- **Exercise directions**
Set down the whole listing verbatim.

(Dataset entries)
=-=-=-=-=
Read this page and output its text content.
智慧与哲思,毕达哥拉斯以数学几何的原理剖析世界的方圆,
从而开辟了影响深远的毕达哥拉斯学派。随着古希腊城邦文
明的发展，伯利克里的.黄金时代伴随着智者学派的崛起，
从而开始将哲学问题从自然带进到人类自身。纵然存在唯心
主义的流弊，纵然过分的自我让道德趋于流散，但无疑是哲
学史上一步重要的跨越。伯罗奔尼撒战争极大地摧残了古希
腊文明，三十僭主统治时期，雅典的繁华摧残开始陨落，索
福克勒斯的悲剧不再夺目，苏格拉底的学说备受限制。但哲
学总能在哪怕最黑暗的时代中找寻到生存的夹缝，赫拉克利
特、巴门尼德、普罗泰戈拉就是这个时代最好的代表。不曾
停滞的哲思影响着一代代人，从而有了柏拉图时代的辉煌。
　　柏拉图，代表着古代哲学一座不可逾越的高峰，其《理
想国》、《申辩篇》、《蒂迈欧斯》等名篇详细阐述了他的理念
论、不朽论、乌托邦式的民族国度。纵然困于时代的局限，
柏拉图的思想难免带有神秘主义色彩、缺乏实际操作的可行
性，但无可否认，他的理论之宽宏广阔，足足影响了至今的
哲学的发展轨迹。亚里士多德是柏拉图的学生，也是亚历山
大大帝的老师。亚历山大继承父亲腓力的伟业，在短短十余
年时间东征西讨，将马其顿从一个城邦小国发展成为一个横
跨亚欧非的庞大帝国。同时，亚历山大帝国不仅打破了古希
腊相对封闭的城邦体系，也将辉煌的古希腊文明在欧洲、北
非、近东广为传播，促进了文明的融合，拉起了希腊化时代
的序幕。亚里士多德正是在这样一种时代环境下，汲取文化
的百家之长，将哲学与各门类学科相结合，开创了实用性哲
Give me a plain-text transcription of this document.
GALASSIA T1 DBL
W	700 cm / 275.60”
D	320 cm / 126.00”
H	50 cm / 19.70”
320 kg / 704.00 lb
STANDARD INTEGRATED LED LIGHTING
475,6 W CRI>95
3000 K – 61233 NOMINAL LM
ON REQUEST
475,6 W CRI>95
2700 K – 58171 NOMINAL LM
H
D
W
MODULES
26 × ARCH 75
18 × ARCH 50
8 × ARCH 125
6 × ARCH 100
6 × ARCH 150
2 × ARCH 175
=-=-=-=-=
- **Response for this exercise**
Read this page and output its text content.
智慧与哲思,毕达哥拉斯以数学几何的原理剖析世界的方圆,
从而开辟了影响深远的毕达哥拉斯学派。随着古希腊城邦文
明的发展，伯利克里的.黄金时代伴随着智者学派的崛起，
从而开始将哲学问题从自然带进到人类自身。纵然存在唯心
主义的流弊，纵然过分的自我让道德趋于流散，但无疑是哲
学史上一步重要的跨越。伯罗奔尼撒战争极大地摧残了古希
腊文明，三十僭主统治时期，雅典的繁华摧残开始陨落，索
福克勒斯的悲剧不再夺目，苏格拉底的学说备受限制。但哲
学总能在哪怕最黑暗的时代中找寻到生存的夹缝，赫拉克利
特、巴门尼德、普罗泰戈拉就是这个时代最好的代表。不曾
停滞的哲思影响着一代代人，从而有了柏拉图时代的辉煌。
　　柏拉图，代表着古代哲学一座不可逾越的高峰，其《理
想国》、《申辩篇》、《蒂迈欧斯》等名篇详细阐述了他的理念
论、不朽论、乌托邦式的民族国度。纵然困于时代的局限，
柏拉图的思想难免带有神秘主义色彩、缺乏实际操作的可行
性，但无可否认，他的理论之宽宏广阔，足足影响了至今的
哲学的发展轨迹。亚里士多德是柏拉图的学生，也是亚历山
大大帝的老师。亚历山大继承父亲腓力的伟业，在短短十余
年时间东征西讨，将马其顿从一个城邦小国发展成为一个横
跨亚欧非的庞大帝国。同时，亚历山大帝国不仅打破了古希
腊相对封闭的城邦体系，也将辉煌的古希腊文明在欧洲、北
非、近东广为传播，促进了文明的融合，拉起了希腊化时代
的序幕。亚里士多德正是在这样一种时代环境下，汲取文化
的百家之长，将哲学与各门类学科相结合，开创了实用性哲
Give me a plain-text transcription of this document.
GALASSIA T1 DBL
W	700 cm / 275.60”
D	320 cm / 126.00”
H	50 cm / 19.70”
320 kg / 704.00 lb
STANDARD INTEGRATED LED LIGHTING
475,6 W CRI>95
3000 K – 61233 NOMINAL LM
ON REQUEST
475,6 W CRI>95
2700 K – 58171 NOMINAL LM
H
D
W
MODULES
26 × ARCH 75
18 × ARCH 50
8 × ARCH 125
6 × ARCH 100
6 × ARCH 150
2 × ARCH 175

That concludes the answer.